## Objective
Locate the word "annotation" in the material, then show every line that holds it.

::: Exercise input

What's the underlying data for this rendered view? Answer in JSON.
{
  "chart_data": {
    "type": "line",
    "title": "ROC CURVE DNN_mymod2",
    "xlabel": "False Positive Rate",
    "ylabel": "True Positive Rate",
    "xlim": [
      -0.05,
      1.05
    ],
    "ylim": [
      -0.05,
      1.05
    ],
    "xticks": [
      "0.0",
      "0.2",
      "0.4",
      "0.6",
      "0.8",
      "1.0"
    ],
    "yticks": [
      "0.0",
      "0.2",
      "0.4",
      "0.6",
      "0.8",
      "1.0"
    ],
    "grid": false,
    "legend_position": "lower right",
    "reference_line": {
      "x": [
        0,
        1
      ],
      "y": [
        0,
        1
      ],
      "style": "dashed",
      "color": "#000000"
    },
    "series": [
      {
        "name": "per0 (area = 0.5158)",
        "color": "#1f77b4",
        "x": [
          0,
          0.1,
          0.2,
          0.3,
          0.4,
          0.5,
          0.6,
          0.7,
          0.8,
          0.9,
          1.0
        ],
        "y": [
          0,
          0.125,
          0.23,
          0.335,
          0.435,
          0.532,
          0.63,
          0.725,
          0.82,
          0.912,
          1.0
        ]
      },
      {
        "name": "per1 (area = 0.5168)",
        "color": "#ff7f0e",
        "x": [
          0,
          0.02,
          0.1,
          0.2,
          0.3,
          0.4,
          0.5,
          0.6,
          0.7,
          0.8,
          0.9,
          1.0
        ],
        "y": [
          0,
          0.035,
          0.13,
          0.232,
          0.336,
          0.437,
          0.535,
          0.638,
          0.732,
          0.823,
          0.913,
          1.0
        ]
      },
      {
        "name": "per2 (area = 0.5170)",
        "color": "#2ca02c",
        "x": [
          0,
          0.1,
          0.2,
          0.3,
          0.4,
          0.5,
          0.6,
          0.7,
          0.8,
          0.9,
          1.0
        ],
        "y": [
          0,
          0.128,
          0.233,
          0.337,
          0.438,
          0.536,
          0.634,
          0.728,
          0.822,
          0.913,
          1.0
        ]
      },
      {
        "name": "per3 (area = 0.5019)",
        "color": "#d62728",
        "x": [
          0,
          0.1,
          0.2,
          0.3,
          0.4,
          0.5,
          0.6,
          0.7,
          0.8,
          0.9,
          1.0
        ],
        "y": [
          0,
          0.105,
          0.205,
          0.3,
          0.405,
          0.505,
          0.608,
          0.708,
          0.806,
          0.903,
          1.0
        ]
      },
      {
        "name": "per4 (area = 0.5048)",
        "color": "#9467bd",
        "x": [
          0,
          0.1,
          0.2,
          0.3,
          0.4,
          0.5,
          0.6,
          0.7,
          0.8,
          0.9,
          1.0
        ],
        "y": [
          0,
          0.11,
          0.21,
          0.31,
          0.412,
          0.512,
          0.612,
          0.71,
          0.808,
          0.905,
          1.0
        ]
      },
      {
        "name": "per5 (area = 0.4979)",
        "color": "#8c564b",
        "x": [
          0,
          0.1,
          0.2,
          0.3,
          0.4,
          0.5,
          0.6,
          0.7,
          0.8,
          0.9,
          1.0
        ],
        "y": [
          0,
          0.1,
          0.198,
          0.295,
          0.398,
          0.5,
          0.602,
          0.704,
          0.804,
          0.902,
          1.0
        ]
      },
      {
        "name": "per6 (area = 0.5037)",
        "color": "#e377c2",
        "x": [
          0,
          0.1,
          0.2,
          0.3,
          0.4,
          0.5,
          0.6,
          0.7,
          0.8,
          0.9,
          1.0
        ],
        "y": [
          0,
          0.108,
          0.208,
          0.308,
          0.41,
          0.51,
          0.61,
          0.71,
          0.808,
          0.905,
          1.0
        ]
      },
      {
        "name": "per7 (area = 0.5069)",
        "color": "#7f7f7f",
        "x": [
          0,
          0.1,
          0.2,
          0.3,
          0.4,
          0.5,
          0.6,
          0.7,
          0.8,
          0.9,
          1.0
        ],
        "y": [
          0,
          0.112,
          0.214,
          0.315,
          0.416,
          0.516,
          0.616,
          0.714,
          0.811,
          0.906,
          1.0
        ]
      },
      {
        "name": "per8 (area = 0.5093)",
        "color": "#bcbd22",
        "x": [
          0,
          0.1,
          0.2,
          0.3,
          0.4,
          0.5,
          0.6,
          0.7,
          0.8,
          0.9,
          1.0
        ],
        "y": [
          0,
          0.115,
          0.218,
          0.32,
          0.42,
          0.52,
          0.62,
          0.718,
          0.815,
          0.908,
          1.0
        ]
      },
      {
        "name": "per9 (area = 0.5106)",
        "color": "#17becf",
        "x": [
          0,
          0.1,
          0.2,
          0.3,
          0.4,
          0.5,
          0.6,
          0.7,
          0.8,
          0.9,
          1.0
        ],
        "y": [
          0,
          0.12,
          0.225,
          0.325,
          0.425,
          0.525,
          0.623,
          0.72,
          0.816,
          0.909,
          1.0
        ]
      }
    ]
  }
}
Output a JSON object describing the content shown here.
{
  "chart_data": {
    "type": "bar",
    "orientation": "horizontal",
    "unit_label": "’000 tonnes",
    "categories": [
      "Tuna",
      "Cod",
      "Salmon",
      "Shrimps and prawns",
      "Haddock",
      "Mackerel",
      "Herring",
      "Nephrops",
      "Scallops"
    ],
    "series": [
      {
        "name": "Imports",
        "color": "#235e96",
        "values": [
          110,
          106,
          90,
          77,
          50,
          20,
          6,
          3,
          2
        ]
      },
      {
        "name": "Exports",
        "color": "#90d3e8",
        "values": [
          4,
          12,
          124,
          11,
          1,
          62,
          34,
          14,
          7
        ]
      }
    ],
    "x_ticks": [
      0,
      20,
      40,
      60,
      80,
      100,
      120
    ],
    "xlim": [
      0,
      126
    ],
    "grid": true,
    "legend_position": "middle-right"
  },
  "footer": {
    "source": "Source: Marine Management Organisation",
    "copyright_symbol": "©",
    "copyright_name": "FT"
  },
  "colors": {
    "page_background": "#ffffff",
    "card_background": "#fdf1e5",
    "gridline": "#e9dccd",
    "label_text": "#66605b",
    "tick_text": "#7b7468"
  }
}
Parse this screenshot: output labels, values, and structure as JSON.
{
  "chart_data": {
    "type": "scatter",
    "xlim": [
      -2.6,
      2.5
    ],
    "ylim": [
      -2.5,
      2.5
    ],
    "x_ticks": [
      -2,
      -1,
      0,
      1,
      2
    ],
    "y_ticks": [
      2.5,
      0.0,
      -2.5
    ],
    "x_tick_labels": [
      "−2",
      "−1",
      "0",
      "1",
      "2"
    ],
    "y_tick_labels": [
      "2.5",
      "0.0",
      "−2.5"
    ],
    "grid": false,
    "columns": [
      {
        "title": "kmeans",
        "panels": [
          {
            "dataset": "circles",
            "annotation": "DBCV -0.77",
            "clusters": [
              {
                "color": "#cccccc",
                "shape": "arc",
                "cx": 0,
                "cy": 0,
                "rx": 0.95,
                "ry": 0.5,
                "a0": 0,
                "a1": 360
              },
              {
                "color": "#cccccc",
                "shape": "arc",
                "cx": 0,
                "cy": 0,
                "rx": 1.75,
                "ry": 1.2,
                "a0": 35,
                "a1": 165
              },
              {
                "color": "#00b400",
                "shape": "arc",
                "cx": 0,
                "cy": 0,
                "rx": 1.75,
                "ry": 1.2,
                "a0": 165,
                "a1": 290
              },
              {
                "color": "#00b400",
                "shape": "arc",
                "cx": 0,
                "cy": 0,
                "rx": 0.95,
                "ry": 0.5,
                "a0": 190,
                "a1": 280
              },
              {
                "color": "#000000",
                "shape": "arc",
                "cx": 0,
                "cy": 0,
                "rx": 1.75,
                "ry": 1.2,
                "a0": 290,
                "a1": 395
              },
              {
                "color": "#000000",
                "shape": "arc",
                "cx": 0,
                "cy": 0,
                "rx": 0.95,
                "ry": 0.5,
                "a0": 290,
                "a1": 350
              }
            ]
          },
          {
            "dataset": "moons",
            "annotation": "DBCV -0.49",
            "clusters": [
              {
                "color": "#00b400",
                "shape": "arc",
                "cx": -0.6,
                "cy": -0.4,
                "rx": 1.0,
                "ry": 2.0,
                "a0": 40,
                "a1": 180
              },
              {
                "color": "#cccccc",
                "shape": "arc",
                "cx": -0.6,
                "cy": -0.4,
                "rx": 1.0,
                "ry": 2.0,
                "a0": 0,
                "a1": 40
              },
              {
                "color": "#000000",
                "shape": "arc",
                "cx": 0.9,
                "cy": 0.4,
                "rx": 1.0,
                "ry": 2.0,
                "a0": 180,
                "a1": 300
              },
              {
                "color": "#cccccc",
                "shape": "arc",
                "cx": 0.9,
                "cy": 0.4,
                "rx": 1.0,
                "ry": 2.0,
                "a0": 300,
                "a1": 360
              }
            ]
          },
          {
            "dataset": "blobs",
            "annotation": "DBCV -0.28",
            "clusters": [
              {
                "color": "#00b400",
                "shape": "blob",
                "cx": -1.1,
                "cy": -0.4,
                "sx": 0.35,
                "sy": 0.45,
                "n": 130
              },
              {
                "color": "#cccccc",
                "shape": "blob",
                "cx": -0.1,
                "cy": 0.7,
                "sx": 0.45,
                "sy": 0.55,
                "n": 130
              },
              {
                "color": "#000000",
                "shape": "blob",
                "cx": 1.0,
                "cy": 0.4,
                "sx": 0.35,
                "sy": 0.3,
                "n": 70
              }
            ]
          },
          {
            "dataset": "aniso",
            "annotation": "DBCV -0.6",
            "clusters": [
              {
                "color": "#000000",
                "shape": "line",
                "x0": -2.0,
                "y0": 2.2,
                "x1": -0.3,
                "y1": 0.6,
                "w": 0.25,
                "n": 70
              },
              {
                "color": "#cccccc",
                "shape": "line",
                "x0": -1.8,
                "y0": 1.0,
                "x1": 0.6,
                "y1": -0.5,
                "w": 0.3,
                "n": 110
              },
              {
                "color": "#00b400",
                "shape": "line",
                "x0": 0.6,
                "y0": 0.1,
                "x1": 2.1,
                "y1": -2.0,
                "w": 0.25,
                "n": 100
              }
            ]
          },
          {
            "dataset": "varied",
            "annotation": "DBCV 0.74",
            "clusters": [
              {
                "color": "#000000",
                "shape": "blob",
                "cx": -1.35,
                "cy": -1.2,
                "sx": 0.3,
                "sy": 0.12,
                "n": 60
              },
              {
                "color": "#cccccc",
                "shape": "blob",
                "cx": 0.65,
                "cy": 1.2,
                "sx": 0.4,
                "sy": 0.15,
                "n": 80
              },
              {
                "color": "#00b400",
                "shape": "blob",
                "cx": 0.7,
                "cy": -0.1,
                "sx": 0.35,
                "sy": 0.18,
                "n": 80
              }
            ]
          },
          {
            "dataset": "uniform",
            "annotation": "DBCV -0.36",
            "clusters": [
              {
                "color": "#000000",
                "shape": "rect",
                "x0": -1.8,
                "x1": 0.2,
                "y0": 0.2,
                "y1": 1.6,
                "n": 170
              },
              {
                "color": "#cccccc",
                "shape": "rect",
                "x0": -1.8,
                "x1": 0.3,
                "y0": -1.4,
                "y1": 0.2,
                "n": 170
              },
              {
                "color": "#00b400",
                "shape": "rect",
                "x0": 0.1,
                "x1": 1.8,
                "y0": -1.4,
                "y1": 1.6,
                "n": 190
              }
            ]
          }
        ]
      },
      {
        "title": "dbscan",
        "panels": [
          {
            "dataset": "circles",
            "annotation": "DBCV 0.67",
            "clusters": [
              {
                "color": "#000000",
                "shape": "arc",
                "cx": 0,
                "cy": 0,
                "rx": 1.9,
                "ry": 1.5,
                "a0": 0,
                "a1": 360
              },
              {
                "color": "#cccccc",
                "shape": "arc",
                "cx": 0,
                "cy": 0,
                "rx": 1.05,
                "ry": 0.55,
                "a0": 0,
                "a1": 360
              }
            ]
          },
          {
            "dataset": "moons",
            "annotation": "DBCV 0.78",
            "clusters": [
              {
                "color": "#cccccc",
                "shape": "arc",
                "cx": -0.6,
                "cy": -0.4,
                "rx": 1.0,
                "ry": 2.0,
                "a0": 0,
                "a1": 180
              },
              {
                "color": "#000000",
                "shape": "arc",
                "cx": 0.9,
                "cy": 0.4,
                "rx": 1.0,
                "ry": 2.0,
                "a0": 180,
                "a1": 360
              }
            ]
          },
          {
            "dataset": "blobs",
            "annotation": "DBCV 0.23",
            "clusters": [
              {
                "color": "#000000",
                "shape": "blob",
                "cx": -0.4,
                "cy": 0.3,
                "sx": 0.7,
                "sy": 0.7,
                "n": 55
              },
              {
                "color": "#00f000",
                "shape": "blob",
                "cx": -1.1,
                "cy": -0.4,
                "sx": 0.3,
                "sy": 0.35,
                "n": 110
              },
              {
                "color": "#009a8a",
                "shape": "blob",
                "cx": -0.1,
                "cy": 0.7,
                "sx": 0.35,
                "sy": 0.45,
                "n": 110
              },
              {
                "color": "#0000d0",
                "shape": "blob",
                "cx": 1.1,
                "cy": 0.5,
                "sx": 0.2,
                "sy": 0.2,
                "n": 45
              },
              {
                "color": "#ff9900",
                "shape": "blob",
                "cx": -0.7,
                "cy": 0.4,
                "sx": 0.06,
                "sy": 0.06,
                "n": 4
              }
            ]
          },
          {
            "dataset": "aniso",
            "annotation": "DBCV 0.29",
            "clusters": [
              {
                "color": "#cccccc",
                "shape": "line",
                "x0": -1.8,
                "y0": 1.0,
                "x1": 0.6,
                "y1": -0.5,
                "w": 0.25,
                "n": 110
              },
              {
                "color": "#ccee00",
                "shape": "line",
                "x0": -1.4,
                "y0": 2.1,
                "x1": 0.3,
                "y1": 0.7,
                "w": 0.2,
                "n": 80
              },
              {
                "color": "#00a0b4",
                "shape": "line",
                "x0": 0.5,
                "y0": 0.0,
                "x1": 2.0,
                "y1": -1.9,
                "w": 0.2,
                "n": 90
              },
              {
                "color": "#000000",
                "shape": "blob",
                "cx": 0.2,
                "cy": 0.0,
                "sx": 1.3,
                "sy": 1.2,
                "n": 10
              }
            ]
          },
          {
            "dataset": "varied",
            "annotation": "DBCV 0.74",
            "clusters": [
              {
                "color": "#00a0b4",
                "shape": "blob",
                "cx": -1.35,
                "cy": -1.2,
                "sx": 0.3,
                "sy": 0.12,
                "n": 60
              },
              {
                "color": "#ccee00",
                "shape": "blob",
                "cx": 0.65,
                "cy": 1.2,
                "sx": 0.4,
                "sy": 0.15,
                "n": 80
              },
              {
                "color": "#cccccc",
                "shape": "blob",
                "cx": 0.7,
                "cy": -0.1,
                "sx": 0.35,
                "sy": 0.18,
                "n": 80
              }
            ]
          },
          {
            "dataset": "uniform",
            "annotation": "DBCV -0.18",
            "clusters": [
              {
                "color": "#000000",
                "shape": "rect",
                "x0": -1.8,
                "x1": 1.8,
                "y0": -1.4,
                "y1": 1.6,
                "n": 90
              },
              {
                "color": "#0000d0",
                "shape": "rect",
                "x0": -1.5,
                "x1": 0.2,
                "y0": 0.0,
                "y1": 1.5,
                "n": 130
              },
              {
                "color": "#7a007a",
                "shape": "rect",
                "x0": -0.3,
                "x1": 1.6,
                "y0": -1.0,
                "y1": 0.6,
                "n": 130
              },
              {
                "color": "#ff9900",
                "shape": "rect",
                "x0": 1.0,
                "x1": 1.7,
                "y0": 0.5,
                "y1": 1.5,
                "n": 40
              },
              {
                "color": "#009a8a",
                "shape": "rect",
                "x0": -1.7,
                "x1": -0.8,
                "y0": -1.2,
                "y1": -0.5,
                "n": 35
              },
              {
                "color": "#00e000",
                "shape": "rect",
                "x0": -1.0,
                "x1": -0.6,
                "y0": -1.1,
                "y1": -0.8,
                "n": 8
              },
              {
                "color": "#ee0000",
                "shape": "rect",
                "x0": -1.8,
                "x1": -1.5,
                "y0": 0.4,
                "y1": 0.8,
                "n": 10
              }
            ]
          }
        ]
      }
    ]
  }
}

::::::

## Finished exercise
            "annotation": "DBCV -0.77",
            "annotation": "DBCV -0.49",
            "annotation": "DBCV -0.28",
            "annotation": "DBCV -0.6",
            "annotation": "DBCV 0.74",
            "annotation": "DBCV -0.36",
            "annotation": "DBCV 0.67",
            "annotation": "DBCV 0.78",
            "annotation": "DBCV 0.23",
            "annotation": "DBCV 0.29",
            "annotation": "DBCV 0.74",
            "annotation": "DBCV -0.18",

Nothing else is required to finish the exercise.